[Task statement]
Reproduce the entries in full, with no changes.

[Entries supplied]
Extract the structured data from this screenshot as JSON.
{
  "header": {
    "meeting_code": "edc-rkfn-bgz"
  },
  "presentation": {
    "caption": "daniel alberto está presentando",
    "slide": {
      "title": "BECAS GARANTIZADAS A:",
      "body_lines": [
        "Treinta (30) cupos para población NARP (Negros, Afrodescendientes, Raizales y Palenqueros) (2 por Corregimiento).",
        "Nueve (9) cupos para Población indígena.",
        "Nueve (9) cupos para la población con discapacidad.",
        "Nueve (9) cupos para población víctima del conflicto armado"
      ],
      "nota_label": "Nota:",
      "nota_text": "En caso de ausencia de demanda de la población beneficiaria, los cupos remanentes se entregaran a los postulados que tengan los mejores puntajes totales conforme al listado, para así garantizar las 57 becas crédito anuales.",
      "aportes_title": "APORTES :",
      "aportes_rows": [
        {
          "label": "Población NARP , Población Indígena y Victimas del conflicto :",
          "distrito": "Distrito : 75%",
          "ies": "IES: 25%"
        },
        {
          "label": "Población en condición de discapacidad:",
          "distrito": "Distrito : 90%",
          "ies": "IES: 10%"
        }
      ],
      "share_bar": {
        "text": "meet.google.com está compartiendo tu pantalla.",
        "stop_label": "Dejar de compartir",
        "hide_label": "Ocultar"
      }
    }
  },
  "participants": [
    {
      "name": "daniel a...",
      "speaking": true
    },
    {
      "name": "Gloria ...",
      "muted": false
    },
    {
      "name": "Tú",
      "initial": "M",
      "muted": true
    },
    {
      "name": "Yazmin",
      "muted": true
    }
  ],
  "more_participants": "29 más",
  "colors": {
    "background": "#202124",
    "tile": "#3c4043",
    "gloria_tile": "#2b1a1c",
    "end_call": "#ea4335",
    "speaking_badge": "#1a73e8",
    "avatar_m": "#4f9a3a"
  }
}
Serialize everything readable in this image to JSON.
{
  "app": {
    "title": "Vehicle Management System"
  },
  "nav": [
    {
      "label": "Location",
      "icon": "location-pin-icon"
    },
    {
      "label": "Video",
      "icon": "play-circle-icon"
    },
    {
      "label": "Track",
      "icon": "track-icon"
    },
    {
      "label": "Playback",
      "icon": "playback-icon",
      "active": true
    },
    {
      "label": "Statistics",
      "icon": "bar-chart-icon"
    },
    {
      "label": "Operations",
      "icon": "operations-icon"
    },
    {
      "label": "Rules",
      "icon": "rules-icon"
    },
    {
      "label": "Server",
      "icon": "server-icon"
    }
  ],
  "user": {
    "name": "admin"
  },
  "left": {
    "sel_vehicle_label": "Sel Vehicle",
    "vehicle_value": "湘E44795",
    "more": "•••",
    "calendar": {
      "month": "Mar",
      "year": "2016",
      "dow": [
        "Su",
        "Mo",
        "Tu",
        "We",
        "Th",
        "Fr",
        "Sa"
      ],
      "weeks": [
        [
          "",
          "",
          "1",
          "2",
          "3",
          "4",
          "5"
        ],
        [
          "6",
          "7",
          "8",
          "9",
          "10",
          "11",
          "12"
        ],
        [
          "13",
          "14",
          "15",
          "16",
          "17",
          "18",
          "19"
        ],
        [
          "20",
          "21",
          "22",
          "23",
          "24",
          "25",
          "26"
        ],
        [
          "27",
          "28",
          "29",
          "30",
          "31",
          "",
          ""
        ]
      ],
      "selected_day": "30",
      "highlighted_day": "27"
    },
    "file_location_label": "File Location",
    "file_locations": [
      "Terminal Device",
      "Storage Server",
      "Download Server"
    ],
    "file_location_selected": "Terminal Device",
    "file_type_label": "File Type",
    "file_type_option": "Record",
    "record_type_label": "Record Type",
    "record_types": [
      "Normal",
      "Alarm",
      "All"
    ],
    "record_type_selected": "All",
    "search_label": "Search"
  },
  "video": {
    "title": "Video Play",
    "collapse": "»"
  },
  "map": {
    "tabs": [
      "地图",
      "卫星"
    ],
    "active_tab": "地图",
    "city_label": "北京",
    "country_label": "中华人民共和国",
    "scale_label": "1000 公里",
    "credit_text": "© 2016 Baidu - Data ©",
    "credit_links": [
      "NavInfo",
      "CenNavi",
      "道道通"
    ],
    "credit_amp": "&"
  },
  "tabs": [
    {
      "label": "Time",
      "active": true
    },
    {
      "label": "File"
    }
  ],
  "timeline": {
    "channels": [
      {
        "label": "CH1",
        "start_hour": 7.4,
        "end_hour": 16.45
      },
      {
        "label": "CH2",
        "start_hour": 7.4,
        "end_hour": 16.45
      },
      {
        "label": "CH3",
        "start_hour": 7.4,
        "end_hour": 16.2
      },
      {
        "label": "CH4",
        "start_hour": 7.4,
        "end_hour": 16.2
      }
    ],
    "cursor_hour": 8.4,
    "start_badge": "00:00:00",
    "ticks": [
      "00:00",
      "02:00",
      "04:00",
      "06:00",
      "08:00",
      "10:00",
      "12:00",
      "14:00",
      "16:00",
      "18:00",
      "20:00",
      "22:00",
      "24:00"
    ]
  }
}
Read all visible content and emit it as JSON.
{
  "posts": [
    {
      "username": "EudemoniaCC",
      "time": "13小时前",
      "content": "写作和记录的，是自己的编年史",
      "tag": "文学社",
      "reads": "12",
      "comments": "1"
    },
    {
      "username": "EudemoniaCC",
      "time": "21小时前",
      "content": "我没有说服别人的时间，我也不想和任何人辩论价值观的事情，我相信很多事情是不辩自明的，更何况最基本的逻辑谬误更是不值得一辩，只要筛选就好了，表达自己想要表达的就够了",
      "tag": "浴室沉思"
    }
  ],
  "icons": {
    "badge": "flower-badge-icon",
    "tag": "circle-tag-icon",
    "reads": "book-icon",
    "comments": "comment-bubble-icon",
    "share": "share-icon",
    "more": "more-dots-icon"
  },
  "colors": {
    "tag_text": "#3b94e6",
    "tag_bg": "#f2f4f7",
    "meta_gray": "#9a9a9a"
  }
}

[Task answer]
Extract the structured data from this screenshot as JSON.
{
  "header": {
    "meeting_code": "edc-rkfn-bgz"
  },
  "presentation": {
    "caption": "daniel alberto está presentando",
    "slide": {
      "title": "BECAS GARANTIZADAS A:",
      "body_lines": [
        "Treinta (30) cupos para población NARP (Negros, Afrodescendientes, Raizales y Palenqueros) (2 por Corregimiento).",
        "Nueve (9) cupos para Población indígena.",
        "Nueve (9) cupos para la población con discapacidad.",
        "Nueve (9) cupos para población víctima del conflicto armado"
      ],
      "nota_label": "Nota:",
      "nota_text": "En caso de ausencia de demanda de la población beneficiaria, los cupos remanentes se entregaran a los postulados que tengan los mejores puntajes totales conforme al listado, para así garantizar las 57 becas crédito anuales.",
      "aportes_title": "APORTES :",
      "aportes_rows": [
        {
          "label": "Población NARP , Población Indígena y Victimas del conflicto :",
          "distrito": "Distrito : 75%",
          "ies": "IES: 25%"
        },
        {
          "label": "Población en condición de discapacidad:",
          "distrito": "Distrito : 90%",
          "ies": "IES: 10%"
        }
      ],
      "share_bar": {
        "text": "meet.google.com está compartiendo tu pantalla.",
        "stop_label": "Dejar de compartir",
        "hide_label": "Ocultar"
      }
    }
  },
  "participants": [
    {
      "name": "daniel a...",
      "speaking": true
    },
    {
      "name": "Gloria ...",
      "muted": false
    },
    {
      "name": "Tú",
      "initial": "M",
      "muted": true
    },
    {
      "name": "Yazmin",
      "muted": true
    }
  ],
  "more_participants": "29 más",
  "colors": {
    "background": "#202124",
    "tile": "#3c4043",
    "gloria_tile": "#2b1a1c",
    "end_call": "#ea4335",
    "speaking_badge": "#1a73e8",
    "avatar_m": "#4f9a3a"
  }
}
Serialize everything readable in this image to JSON.
{
  "app": {
    "title": "Vehicle Management System"
  },
  "nav": [
    {
      "label": "Location",
      "icon": "location-pin-icon"
    },
    {
      "label": "Video",
      "icon": "play-circle-icon"
    },
    {
      "label": "Track",
      "icon": "track-icon"
    },
    {
      "label": "Playback",
      "icon": "playback-icon",
      "active": true
    },
    {
      "label": "Statistics",
      "icon": "bar-chart-icon"
    },
    {
      "label": "Operations",
      "icon": "operations-icon"
    },
    {
      "label": "Rules",
      "icon": "rules-icon"
    },
    {
      "label": "Server",
      "icon": "server-icon"
    }
  ],
  "user": {
    "name": "admin"
  },
  "left": {
    "sel_vehicle_label": "Sel Vehicle",
    "vehicle_value": "湘E44795",
    "more": "•••",
    "calendar": {
      "month": "Mar",
      "year": "2016",
      "dow": [
        "Su",
        "Mo",
        "Tu",
        "We",
        "Th",
        "Fr",
        "Sa"
      ],
      "weeks": [
        [
          "",
          "",
          "1",
          "2",
          "3",
          "4",
          "5"
        ],
        [
          "6",
          "7",
          "8",
          "9",
          "10",
          "11",
          "12"
        ],
        [
          "13",
          "14",
          "15",
          "16",
          "17",
          "18",
          "19"
        ],
        [
          "20",
          "21",
          "22",
          "23",
          "24",
          "25",
          "26"
        ],
        [
          "27",
          "28",
          "29",
          "30",
          "31",
          "",
          ""
        ]
      ],
      "selected_day": "30",
      "highlighted_day": "27"
    },
    "file_location_label": "File Location",
    "file_locations": [
      "Terminal Device",
      "Storage Server",
      "Download Server"
    ],
    "file_location_selected": "Terminal Device",
    "file_type_label": "File Type",
    "file_type_option": "Record",
    "record_type_label": "Record Type",
    "record_types": [
      "Normal",
      "Alarm",
      "All"
    ],
    "record_type_selected": "All",
    "search_label": "Search"
  },
  "video": {
    "title": "Video Play",
    "collapse": "»"
  },
  "map": {
    "tabs": [
      "地图",
      "卫星"
    ],
    "active_tab": "地图",
    "city_label": "北京",
    "country_label": "中华人民共和国",
    "scale_label": "1000 公里",
    "credit_text": "© 2016 Baidu - Data ©",
    "credit_links": [
      "NavInfo",
      "CenNavi",
      "道道通"
    ],
    "credit_amp": "&"
  },
  "tabs": [
    {
      "label": "Time",
      "active": true
    },
    {
      "label": "File"
    }
  ],
  "timeline": {
    "channels": [
      {
        "label": "CH1",
        "start_hour": 7.4,
        "end_hour": 16.45
      },
      {
        "label": "CH2",
        "start_hour": 7.4,
        "end_hour": 16.45
      },
      {
        "label": "CH3",
        "start_hour": 7.4,
        "end_hour": 16.2
      },
      {
        "label": "CH4",
        "start_hour": 7.4,
        "end_hour": 16.2
      }
    ],
    "cursor_hour": 8.4,
    "start_badge": "00:00:00",
    "ticks": [
      "00:00",
      "02:00",
      "04:00",
      "06:00",
      "08:00",
      "10:00",
      "12:00",
      "14:00",
      "16:00",
      "18:00",
      "20:00",
      "22:00",
      "24:00"
    ]
  }
}
Read all visible content and emit it as JSON.
{
  "posts": [
    {
      "username": "EudemoniaCC",
      "time": "13小时前",
      "content": "写作和记录的，是自己的编年史",
      "tag": "文学社",
      "reads": "12",
      "comments": "1"
    },
    {
      "username": "EudemoniaCC",
      "time": "21小时前",
      "content": "我没有说服别人的时间，我也不想和任何人辩论价值观的事情，我相信很多事情是不辩自明的，更何况最基本的逻辑谬误更是不值得一辩，只要筛选就好了，表达自己想要表达的就够了",
      "tag": "浴室沉思"
    }
  ],
  "icons": {
    "badge": "flower-badge-icon",
    "tag": "circle-tag-icon",
    "reads": "book-icon",
    "comments": "comment-bubble-icon",
    "share": "share-icon",
    "more": "more-dots-icon"
  },
  "colors": {
    "tag_text": "#3b94e6",
    "tag_bg": "#f2f4f7",
    "meta_gray": "#9a9a9a"
  }
}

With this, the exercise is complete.